Some records

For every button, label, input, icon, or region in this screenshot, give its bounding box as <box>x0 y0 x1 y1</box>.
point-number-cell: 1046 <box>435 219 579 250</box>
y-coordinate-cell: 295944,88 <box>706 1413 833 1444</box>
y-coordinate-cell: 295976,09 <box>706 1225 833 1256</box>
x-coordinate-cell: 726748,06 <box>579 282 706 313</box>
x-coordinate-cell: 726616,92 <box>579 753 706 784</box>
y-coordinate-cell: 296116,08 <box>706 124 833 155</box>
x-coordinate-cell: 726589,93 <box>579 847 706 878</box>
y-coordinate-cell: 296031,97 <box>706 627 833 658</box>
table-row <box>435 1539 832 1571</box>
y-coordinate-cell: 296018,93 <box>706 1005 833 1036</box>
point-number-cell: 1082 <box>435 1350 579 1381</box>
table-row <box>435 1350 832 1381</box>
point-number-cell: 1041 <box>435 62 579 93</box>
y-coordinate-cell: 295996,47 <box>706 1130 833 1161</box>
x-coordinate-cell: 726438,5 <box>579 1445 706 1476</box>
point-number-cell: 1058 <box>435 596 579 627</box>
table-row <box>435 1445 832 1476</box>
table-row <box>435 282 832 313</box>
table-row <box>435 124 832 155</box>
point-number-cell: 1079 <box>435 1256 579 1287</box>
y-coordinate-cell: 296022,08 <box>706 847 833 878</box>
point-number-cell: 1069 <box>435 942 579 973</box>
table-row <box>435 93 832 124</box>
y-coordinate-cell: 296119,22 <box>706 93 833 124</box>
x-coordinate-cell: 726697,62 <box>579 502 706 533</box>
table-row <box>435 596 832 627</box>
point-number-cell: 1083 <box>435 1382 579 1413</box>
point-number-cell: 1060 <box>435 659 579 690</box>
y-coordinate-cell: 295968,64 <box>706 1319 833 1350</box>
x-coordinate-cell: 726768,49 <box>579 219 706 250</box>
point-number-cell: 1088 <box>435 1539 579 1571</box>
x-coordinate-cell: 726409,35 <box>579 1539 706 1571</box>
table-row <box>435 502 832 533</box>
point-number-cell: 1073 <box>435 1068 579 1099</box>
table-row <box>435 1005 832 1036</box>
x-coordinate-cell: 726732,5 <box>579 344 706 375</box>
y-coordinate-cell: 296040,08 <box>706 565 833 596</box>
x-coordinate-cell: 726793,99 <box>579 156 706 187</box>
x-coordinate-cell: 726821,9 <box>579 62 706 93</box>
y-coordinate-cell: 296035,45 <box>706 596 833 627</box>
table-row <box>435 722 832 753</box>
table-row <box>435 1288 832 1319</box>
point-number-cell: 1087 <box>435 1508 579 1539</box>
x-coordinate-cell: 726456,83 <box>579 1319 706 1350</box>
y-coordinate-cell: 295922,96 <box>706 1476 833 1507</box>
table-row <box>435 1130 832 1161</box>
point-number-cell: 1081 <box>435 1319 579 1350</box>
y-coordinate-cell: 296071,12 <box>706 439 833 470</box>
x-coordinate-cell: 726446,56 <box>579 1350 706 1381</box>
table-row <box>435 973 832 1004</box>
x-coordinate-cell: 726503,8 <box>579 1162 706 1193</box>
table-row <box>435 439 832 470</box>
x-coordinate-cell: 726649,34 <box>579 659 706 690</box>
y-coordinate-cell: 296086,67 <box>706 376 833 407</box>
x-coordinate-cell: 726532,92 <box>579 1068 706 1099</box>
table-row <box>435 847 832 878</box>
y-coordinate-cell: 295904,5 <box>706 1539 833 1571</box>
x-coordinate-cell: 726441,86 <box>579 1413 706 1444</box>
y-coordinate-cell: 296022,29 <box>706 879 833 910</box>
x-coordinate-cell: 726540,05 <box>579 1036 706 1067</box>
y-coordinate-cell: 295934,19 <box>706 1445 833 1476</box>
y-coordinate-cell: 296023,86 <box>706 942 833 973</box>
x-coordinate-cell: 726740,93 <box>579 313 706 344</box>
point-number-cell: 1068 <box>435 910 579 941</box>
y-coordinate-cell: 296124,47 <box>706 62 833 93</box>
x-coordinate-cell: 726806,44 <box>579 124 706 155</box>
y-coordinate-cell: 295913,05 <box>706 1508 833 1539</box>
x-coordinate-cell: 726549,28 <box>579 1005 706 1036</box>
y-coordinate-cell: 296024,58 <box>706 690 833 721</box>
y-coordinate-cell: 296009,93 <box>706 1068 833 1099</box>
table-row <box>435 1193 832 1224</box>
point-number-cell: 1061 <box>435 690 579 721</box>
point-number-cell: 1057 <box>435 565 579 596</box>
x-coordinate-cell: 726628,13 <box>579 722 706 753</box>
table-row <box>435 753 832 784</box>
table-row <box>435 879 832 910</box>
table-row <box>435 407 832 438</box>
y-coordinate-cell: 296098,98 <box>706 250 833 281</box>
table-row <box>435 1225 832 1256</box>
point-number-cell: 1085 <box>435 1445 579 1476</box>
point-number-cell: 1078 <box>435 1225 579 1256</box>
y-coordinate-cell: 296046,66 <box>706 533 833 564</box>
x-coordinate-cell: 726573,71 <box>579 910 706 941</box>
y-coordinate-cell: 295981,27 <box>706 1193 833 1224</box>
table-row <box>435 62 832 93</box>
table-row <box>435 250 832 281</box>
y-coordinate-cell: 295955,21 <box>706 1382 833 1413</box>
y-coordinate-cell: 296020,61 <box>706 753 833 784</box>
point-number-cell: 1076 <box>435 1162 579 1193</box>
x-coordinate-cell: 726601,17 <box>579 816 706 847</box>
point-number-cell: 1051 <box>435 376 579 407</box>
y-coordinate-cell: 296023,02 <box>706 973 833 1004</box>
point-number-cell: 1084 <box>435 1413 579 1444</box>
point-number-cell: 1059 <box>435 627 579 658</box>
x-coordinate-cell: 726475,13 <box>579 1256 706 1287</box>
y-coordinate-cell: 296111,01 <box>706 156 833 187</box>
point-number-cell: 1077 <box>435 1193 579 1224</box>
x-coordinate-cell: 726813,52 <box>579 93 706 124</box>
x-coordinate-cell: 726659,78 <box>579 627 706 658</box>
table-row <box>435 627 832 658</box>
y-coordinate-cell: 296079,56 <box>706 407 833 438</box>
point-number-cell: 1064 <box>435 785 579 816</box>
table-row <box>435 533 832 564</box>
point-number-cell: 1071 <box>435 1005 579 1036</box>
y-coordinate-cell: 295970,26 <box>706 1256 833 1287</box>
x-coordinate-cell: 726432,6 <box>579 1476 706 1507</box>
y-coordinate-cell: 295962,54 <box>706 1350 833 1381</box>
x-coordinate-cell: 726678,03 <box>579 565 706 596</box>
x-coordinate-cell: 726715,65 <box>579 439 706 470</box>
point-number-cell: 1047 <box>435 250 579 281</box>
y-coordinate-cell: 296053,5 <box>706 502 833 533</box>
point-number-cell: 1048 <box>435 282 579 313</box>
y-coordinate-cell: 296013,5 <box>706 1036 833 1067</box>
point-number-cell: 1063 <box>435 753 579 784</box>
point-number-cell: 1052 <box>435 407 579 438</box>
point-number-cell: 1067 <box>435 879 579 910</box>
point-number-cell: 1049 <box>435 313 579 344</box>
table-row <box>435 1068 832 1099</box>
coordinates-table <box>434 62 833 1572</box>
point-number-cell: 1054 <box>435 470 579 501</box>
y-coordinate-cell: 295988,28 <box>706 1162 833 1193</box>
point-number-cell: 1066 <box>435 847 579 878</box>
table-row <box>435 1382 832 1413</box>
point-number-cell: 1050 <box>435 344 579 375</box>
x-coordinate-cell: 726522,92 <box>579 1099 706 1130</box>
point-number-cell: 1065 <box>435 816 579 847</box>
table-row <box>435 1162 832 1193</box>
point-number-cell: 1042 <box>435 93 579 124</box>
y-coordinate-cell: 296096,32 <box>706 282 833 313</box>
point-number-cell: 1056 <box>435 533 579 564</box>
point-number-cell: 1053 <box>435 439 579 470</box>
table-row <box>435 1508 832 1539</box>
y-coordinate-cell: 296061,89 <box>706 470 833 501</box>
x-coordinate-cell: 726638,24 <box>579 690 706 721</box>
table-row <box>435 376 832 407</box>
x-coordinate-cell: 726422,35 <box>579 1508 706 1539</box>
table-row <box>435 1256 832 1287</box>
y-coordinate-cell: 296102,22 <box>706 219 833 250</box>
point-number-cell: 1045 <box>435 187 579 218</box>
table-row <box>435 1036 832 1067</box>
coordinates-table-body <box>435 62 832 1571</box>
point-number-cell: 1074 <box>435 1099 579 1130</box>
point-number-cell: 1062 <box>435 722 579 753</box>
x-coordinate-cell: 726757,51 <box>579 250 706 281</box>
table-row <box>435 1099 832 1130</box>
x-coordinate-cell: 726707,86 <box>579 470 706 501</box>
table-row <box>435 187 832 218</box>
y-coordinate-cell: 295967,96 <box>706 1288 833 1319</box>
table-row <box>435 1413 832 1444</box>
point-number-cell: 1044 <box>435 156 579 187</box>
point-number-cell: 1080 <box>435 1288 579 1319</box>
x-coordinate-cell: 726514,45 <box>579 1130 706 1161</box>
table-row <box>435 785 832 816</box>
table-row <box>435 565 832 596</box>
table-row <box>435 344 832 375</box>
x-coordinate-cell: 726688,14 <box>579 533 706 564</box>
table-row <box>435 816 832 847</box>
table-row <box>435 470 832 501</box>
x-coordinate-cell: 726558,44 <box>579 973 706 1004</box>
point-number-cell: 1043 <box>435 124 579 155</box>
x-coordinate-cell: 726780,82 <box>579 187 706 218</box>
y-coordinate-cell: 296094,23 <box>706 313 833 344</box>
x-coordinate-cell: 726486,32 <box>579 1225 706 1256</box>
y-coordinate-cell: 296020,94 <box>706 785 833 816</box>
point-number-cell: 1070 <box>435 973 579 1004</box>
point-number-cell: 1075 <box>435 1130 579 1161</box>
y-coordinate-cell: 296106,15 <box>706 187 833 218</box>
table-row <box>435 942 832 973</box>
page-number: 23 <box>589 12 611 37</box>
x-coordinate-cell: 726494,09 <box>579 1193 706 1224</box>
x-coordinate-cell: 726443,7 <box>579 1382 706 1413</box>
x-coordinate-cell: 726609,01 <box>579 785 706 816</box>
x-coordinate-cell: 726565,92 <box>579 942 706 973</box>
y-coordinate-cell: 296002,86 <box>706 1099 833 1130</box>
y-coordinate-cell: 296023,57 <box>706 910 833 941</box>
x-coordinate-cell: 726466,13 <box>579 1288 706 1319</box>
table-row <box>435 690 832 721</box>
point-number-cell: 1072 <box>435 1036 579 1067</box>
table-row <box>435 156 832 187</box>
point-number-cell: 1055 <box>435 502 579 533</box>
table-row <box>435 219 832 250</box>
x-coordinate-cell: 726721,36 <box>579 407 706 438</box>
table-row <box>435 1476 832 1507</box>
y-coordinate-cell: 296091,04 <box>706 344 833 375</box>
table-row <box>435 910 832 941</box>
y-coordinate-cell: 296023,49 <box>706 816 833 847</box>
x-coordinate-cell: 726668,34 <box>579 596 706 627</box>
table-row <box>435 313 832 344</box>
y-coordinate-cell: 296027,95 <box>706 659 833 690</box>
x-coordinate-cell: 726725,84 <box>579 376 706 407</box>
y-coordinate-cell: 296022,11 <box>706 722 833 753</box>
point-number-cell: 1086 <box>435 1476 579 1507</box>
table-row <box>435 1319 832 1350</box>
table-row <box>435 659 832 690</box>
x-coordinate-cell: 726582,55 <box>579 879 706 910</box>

Exercise objective
Copy the lines above without any change, starting from the first line and ending with the line that contains "table-row <box>435 596 832 627</box>", including both.

Answer to the exercise
For every button, label, input, icon, or region in this screenshot, give its bounding box as <box>x0 y0 x1 y1</box>.
point-number-cell: 1046 <box>435 219 579 250</box>
y-coordinate-cell: 295944,88 <box>706 1413 833 1444</box>
y-coordinate-cell: 295976,09 <box>706 1225 833 1256</box>
x-coordinate-cell: 726748,06 <box>579 282 706 313</box>
x-coordinate-cell: 726616,92 <box>579 753 706 784</box>
y-coordinate-cell: 296116,08 <box>706 124 833 155</box>
x-coordinate-cell: 726589,93 <box>579 847 706 878</box>
y-coordinate-cell: 296031,97 <box>706 627 833 658</box>
table-row <box>435 1539 832 1571</box>
y-coordinate-cell: 296018,93 <box>706 1005 833 1036</box>
point-number-cell: 1082 <box>435 1350 579 1381</box>
table-row <box>435 1350 832 1381</box>
point-number-cell: 1041 <box>435 62 579 93</box>
y-coordinate-cell: 295996,47 <box>706 1130 833 1161</box>
x-coordinate-cell: 726438,5 <box>579 1445 706 1476</box>
point-number-cell: 1058 <box>435 596 579 627</box>
table-row <box>435 1445 832 1476</box>
table-row <box>435 282 832 313</box>
table-row <box>435 124 832 155</box>
point-number-cell: 1079 <box>435 1256 579 1287</box>
y-coordinate-cell: 296022,08 <box>706 847 833 878</box>
point-number-cell: 1069 <box>435 942 579 973</box>
table-row <box>435 93 832 124</box>
y-coordinate-cell: 296119,22 <box>706 93 833 124</box>
x-coordinate-cell: 726697,62 <box>579 502 706 533</box>
table-row <box>435 596 832 627</box>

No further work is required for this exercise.